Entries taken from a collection
%%

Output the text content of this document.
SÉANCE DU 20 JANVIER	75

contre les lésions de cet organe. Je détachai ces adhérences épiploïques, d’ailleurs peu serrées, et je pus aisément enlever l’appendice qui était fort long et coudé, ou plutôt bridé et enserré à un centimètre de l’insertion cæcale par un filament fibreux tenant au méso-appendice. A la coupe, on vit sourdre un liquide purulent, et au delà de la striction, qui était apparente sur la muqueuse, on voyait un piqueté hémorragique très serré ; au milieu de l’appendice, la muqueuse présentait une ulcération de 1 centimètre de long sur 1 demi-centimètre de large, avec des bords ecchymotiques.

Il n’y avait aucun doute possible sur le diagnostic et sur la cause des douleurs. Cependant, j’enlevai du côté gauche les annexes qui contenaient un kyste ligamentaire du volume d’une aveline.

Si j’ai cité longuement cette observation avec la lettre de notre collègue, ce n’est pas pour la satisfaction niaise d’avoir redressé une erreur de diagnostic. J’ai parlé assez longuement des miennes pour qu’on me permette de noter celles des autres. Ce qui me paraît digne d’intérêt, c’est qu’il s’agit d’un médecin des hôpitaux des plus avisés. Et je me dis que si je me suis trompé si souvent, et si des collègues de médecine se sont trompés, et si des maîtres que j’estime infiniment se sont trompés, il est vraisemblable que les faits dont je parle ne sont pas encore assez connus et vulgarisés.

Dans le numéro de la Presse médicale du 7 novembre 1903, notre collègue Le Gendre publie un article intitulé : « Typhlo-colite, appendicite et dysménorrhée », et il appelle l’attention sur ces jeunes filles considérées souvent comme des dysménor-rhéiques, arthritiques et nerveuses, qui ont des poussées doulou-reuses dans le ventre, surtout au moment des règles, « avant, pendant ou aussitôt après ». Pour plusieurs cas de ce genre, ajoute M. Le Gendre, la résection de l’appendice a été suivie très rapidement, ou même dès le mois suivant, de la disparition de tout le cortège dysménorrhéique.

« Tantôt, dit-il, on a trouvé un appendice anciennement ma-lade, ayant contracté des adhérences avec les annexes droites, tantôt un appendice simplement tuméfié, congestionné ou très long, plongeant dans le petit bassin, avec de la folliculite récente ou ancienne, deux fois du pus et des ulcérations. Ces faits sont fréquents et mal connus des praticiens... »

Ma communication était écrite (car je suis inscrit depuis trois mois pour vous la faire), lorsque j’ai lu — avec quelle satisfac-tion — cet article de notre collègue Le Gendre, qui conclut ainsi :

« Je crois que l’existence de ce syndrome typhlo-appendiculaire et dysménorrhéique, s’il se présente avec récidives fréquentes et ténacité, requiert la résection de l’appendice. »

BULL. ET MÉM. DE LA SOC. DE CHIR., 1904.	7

%%

= Request =
From the first line to the last, retype the data exactly.

= Task result =
Output the text content of this document.
SÉANCE DU 20 JANVIER	75

contre les lésions de cet organe. Je détachai ces adhérences épiploïques, d’ailleurs peu serrées, et je pus aisément enlever l’appendice qui était fort long et coudé, ou plutôt bridé et enserré à un centimètre de l’insertion cæcale par un filament fibreux tenant au méso-appendice. A la coupe, on vit sourdre un liquide purulent, et au delà de la striction, qui était apparente sur la muqueuse, on voyait un piqueté hémorragique très serré ; au milieu de l’appendice, la muqueuse présentait une ulcération de 1 centimètre de long sur 1 demi-centimètre de large, avec des bords ecchymotiques.

Il n’y avait aucun doute possible sur le diagnostic et sur la cause des douleurs. Cependant, j’enlevai du côté gauche les annexes qui contenaient un kyste ligamentaire du volume d’une aveline.

Si j’ai cité longuement cette observation avec la lettre de notre collègue, ce n’est pas pour la satisfaction niaise d’avoir redressé une erreur de diagnostic. J’ai parlé assez longuement des miennes pour qu’on me permette de noter celles des autres. Ce qui me paraît digne d’intérêt, c’est qu’il s’agit d’un médecin des hôpitaux des plus avisés. Et je me dis que si je me suis trompé si souvent, et si des collègues de médecine se sont trompés, et si des maîtres que j’estime infiniment se sont trompés, il est vraisemblable que les faits dont je parle ne sont pas encore assez connus et vulgarisés.

Dans le numéro de la Presse médicale du 7 novembre 1903, notre collègue Le Gendre publie un article intitulé : « Typhlo-colite, appendicite et dysménorrhée », et il appelle l’attention sur ces jeunes filles considérées souvent comme des dysménor-rhéiques, arthritiques et nerveuses, qui ont des poussées doulou-reuses dans le ventre, surtout au moment des règles, « avant, pendant ou aussitôt après ». Pour plusieurs cas de ce genre, ajoute M. Le Gendre, la résection de l’appendice a été suivie très rapidement, ou même dès le mois suivant, de la disparition de tout le cortège dysménorrhéique.

« Tantôt, dit-il, on a trouvé un appendice anciennement ma-lade, ayant contracté des adhérences avec les annexes droites, tantôt un appendice simplement tuméfié, congestionné ou très long, plongeant dans le petit bassin, avec de la folliculite récente ou ancienne, deux fois du pus et des ulcérations. Ces faits sont fréquents et mal connus des praticiens... »

Ma communication était écrite (car je suis inscrit depuis trois mois pour vous la faire), lorsque j’ai lu — avec quelle satisfac-tion — cet article de notre collègue Le Gendre, qui conclut ainsi :

« Je crois que l’existence de ce syndrome typhlo-appendiculaire et dysménorrhéique, s’il se présente avec récidives fréquentes et ténacité, requiert la résection de l’appendice. »

BULL. ET MÉM. DE LA SOC. DE CHIR., 1904.	7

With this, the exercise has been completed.